* What the task requires
Return each line containing the string "text".
■ ■ ■ ■
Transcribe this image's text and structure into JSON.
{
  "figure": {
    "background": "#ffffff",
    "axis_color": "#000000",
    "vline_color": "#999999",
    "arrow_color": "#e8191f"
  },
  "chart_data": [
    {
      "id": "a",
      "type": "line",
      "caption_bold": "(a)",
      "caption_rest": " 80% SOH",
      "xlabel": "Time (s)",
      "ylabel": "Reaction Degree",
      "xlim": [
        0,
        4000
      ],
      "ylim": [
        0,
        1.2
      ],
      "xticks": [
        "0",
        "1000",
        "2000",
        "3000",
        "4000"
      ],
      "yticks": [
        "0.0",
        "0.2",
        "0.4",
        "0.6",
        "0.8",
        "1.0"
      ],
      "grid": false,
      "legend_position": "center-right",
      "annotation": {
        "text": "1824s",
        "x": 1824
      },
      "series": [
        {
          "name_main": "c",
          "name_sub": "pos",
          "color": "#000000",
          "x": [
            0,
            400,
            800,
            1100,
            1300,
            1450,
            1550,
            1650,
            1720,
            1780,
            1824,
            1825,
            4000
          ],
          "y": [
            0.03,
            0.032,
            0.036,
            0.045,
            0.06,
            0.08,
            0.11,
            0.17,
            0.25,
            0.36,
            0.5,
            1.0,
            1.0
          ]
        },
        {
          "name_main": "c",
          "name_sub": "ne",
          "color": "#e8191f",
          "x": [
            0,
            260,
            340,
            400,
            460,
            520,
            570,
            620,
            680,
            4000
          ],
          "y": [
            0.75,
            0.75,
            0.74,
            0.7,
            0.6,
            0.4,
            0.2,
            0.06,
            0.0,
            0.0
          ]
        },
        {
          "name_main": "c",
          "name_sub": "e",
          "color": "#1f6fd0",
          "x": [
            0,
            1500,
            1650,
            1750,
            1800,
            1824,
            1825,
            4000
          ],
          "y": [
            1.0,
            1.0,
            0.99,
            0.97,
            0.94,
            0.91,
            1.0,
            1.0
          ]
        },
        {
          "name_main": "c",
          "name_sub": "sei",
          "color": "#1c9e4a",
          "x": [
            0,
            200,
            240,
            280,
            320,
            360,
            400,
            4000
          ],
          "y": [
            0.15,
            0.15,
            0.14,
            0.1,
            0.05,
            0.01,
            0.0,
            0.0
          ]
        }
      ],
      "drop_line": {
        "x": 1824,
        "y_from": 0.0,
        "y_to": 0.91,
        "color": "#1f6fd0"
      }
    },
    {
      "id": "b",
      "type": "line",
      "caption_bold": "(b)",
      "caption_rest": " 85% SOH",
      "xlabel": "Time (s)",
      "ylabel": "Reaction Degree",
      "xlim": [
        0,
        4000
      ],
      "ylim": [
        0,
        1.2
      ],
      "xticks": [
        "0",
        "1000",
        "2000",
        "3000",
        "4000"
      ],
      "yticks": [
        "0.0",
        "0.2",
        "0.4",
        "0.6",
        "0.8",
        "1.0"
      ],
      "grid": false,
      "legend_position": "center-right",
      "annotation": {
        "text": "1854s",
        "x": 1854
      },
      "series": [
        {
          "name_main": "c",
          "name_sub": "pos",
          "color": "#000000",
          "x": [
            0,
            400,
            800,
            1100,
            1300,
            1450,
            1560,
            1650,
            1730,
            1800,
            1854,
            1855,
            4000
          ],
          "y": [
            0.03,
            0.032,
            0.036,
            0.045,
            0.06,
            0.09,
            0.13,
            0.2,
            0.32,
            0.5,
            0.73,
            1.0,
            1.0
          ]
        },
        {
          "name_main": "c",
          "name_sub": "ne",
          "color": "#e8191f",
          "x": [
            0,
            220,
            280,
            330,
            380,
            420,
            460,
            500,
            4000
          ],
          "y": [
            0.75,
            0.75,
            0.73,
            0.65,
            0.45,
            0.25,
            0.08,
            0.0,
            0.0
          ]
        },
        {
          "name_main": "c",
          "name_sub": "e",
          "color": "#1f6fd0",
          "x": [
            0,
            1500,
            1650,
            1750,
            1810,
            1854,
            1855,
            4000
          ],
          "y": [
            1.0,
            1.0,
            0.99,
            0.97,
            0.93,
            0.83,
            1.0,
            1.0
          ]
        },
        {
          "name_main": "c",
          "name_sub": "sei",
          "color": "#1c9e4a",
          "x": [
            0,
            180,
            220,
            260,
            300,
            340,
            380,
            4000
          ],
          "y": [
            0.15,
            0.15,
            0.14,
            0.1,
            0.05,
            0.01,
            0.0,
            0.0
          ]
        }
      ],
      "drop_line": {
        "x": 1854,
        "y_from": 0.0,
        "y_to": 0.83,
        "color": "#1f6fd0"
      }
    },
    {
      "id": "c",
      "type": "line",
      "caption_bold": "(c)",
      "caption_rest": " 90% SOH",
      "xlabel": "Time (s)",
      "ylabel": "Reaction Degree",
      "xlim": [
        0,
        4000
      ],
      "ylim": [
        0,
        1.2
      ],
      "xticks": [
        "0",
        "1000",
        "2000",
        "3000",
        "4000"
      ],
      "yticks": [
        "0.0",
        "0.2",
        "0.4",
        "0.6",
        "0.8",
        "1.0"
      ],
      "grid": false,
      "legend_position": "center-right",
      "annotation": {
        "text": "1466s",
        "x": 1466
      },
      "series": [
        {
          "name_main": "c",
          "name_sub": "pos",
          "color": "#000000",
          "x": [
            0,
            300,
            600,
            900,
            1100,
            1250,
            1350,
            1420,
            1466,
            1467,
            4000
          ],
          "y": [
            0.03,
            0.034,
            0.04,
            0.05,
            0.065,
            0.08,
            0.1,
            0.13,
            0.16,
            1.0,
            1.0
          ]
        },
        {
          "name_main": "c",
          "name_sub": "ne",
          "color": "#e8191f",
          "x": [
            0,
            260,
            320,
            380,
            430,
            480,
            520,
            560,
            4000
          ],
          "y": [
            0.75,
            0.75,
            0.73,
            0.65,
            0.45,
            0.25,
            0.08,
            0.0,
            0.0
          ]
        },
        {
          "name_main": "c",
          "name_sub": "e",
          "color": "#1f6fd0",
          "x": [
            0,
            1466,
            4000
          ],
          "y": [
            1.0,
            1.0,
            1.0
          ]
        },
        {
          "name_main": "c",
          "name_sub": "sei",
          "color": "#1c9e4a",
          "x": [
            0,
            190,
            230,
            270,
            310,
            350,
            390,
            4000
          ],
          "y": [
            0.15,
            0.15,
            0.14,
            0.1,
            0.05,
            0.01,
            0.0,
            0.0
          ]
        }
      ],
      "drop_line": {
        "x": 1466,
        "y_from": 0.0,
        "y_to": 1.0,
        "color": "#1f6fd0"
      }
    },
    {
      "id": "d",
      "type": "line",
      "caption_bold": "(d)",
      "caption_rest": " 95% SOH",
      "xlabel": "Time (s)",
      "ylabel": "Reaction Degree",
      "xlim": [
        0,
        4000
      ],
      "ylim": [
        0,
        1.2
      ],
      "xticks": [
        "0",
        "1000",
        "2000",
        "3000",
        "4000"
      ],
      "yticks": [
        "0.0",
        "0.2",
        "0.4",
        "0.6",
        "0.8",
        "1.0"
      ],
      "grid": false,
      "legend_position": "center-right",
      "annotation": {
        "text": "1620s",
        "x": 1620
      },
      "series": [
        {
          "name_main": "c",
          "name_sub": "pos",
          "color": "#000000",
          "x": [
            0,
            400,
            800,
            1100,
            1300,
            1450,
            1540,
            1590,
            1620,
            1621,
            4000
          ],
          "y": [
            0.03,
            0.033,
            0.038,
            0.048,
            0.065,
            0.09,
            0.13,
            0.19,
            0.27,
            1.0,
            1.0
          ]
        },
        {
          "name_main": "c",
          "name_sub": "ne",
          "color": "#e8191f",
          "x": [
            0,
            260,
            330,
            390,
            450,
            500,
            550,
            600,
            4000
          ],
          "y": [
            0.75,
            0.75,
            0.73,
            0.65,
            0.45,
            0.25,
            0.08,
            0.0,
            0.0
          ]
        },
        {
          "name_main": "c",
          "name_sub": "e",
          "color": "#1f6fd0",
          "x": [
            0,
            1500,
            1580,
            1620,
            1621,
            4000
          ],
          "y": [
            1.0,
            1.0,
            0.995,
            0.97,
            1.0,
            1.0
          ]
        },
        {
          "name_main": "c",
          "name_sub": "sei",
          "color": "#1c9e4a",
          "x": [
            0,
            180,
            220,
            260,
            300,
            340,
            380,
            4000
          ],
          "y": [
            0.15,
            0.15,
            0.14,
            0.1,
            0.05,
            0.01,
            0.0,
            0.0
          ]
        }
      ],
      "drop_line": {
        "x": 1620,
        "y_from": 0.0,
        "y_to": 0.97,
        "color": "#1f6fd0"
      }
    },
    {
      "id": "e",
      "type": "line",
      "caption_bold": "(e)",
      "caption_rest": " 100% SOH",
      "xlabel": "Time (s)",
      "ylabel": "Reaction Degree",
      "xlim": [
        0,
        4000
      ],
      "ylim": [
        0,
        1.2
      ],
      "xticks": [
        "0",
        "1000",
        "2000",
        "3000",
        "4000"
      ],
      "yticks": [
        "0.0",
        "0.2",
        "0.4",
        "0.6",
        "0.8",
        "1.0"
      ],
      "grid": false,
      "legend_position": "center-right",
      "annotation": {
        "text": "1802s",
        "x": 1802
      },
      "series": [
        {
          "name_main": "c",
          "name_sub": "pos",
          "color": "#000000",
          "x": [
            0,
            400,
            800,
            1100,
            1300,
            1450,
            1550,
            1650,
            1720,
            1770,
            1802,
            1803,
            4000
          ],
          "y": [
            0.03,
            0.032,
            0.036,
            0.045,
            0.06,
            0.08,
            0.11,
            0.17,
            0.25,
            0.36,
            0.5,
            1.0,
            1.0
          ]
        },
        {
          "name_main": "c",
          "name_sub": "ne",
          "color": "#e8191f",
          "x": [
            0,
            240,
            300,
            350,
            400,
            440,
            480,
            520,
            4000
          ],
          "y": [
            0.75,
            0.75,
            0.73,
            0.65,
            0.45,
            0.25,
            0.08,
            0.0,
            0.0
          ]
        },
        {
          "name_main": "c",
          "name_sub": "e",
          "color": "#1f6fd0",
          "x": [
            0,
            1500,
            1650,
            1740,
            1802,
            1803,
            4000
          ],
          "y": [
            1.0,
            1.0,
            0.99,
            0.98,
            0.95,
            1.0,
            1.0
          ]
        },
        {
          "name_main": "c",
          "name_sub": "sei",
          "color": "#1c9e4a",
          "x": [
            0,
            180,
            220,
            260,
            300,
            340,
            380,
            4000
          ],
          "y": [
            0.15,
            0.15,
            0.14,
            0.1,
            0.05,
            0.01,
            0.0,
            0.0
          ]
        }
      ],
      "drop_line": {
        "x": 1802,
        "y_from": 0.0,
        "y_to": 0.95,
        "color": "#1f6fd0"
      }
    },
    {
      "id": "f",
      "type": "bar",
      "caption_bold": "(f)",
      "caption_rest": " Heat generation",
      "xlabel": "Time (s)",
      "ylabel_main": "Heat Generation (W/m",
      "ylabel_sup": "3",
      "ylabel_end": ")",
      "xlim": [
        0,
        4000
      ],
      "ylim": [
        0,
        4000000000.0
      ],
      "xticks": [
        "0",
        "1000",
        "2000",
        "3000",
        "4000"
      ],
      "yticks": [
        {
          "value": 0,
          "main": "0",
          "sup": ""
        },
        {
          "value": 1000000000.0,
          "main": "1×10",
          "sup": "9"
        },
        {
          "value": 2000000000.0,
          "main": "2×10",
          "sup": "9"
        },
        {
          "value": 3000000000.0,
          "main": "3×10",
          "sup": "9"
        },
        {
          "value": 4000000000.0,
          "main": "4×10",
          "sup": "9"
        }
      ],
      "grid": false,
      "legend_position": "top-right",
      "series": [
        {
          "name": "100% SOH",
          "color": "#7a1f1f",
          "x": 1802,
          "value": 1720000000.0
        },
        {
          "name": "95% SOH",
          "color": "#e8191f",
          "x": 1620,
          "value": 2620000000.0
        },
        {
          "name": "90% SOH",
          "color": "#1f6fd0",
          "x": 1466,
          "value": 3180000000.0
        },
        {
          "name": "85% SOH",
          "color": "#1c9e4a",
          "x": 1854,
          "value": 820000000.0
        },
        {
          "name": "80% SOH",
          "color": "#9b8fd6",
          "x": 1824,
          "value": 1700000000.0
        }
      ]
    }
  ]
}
■ ■ ■ ■
* Task answer
Transcribe this image's text and structure into JSON.
        "text": "1824s",
        "text": "1854s",
        "text": "1466s",
        "text": "1620s",
        "text": "1802s",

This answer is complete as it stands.